• Job: Extract, from the listing that follows, each line containing the word "screenshot".

• Available data:
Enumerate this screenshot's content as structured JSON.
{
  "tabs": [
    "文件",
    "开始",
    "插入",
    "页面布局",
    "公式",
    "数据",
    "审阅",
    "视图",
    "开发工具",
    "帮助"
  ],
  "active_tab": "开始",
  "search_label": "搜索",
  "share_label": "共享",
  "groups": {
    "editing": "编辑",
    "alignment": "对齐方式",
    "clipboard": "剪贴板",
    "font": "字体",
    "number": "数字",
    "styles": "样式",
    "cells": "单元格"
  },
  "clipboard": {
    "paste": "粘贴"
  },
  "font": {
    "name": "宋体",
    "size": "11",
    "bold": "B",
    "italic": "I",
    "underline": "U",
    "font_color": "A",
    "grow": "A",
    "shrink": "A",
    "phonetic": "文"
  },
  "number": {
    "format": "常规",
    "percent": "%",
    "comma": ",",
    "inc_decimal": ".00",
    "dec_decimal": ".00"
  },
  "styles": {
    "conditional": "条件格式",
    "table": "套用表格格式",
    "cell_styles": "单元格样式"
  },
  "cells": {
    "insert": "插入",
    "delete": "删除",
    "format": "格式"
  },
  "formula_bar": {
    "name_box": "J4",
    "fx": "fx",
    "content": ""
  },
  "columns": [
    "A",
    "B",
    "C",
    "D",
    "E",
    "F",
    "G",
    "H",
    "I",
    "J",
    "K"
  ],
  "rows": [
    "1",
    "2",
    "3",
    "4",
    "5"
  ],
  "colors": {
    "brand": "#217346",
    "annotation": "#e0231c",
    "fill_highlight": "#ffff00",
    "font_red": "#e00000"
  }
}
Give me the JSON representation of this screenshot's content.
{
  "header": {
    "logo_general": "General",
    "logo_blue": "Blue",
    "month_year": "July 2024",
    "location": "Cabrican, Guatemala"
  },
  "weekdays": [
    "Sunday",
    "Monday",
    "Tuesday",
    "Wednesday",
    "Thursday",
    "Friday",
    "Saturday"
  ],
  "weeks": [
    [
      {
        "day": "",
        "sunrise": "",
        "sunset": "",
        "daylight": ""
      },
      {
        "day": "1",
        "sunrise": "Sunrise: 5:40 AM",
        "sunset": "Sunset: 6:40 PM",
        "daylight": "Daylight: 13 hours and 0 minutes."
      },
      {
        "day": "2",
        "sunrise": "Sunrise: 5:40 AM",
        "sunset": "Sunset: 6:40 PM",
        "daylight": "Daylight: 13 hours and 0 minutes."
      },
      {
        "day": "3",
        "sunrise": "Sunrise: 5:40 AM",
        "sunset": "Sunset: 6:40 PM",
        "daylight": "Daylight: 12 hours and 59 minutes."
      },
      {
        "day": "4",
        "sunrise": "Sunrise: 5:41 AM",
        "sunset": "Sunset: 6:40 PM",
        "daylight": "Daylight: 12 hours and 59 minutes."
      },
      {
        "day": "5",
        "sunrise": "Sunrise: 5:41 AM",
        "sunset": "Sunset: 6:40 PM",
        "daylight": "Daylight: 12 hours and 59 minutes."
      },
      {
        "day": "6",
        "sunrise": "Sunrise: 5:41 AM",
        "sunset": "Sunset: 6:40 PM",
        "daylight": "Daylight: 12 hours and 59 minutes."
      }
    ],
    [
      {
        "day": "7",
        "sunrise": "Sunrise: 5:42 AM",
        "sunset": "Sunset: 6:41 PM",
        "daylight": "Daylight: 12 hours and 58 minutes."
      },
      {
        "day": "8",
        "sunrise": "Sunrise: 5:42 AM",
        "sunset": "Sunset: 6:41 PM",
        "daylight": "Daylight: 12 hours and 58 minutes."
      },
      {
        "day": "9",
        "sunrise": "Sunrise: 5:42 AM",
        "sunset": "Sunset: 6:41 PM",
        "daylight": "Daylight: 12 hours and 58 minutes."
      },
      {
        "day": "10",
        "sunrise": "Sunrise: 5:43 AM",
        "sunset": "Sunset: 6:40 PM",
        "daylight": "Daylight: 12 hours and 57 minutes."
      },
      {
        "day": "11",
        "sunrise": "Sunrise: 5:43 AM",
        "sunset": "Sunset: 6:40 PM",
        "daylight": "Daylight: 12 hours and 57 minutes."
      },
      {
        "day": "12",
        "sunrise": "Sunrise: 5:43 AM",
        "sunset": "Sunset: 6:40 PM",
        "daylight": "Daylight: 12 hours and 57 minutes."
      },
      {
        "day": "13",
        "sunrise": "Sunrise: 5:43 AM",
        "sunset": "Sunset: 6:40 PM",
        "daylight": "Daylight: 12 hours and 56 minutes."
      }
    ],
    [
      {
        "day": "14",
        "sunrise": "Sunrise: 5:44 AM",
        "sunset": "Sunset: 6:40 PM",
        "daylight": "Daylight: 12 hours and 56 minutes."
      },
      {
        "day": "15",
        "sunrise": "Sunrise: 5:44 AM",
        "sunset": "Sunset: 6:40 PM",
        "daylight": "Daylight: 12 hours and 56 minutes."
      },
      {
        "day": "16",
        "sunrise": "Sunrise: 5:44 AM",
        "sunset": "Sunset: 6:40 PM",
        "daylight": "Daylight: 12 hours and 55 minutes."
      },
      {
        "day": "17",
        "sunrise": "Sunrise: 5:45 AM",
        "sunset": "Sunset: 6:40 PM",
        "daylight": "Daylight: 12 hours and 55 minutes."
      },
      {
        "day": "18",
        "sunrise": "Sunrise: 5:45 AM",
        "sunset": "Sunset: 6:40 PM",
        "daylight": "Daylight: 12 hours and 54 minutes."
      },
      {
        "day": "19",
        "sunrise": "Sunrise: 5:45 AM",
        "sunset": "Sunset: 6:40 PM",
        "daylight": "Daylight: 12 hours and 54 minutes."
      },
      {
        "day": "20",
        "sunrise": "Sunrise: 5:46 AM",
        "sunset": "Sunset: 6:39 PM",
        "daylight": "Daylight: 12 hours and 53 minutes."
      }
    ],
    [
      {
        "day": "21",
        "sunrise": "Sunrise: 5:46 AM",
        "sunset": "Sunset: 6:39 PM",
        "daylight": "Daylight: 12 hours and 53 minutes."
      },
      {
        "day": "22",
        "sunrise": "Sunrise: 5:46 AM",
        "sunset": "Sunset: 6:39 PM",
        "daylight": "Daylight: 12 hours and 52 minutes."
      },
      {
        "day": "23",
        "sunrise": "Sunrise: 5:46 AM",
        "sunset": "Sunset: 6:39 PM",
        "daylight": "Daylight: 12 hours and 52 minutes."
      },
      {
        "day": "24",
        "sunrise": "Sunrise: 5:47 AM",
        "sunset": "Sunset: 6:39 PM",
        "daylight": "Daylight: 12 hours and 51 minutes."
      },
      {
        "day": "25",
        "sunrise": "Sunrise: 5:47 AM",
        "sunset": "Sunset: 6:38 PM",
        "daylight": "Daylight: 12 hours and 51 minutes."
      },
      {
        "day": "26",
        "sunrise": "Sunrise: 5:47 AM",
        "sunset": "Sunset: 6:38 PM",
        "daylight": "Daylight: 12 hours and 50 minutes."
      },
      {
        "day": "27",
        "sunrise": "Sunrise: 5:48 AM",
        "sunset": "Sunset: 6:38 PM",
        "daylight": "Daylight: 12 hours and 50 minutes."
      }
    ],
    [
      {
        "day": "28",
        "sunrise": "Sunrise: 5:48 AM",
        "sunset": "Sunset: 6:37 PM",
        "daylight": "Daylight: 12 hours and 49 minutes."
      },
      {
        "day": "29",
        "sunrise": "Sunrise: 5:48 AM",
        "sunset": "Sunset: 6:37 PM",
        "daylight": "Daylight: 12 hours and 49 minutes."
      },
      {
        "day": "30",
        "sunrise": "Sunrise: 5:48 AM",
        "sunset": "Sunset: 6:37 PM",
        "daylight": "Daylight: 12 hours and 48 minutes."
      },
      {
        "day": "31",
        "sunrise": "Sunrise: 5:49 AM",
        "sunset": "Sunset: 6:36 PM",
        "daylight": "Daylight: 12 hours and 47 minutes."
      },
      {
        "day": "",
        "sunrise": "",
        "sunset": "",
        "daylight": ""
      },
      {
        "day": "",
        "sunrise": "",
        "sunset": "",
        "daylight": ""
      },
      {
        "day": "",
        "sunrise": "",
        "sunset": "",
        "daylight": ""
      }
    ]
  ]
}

• Reply to the task:
Enumerate this screenshot's content as structured JSON.
Give me the JSON representation of this screenshot's content.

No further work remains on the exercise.